━━━ Items
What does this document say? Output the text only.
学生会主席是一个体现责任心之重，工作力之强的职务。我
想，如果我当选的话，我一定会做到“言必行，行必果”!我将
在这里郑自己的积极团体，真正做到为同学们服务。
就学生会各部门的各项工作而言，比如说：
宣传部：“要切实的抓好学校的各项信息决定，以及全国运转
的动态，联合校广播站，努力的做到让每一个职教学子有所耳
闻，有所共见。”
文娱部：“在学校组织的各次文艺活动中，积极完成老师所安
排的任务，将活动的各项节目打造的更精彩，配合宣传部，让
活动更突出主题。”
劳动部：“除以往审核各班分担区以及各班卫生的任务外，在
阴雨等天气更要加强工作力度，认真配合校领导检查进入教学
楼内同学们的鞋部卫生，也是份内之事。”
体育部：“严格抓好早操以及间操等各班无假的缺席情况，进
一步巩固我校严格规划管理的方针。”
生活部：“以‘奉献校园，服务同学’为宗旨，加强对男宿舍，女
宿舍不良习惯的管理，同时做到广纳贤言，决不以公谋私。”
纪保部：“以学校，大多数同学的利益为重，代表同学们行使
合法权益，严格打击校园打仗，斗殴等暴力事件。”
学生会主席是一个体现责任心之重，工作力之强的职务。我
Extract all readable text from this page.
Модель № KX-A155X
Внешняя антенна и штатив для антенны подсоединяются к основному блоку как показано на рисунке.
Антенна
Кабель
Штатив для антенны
━━━━━━
▶ **What you need to do**: Give every line of the material again, exactly as it reads.

▶ **Solution for this problem**:
What does this document say? Output the text only.
学生会主席是一个体现责任心之重，工作力之强的职务。我
想，如果我当选的话，我一定会做到“言必行，行必果”!我将
在这里郑自己的积极团体，真正做到为同学们服务。
就学生会各部门的各项工作而言，比如说：
宣传部：“要切实的抓好学校的各项信息决定，以及全国运转
的动态，联合校广播站，努力的做到让每一个职教学子有所耳
闻，有所共见。”
文娱部：“在学校组织的各次文艺活动中，积极完成老师所安
排的任务，将活动的各项节目打造的更精彩，配合宣传部，让
活动更突出主题。”
劳动部：“除以往审核各班分担区以及各班卫生的任务外，在
阴雨等天气更要加强工作力度，认真配合校领导检查进入教学
楼内同学们的鞋部卫生，也是份内之事。”
体育部：“严格抓好早操以及间操等各班无假的缺席情况，进
一步巩固我校严格规划管理的方针。”
生活部：“以‘奉献校园，服务同学’为宗旨，加强对男宿舍，女
宿舍不良习惯的管理，同时做到广纳贤言，决不以公谋私。”
纪保部：“以学校，大多数同学的利益为重，代表同学们行使
合法权益，严格打击校园打仗，斗殴等暴力事件。”
学生会主席是一个体现责任心之重，工作力之强的职务。我
Extract all readable text from this page.
Модель № KX-A155X
Внешняя антенна и штатив для антенны подсоединяются к основному блоку как показано на рисунке.
Антенна
Кабель
Штатив для антенны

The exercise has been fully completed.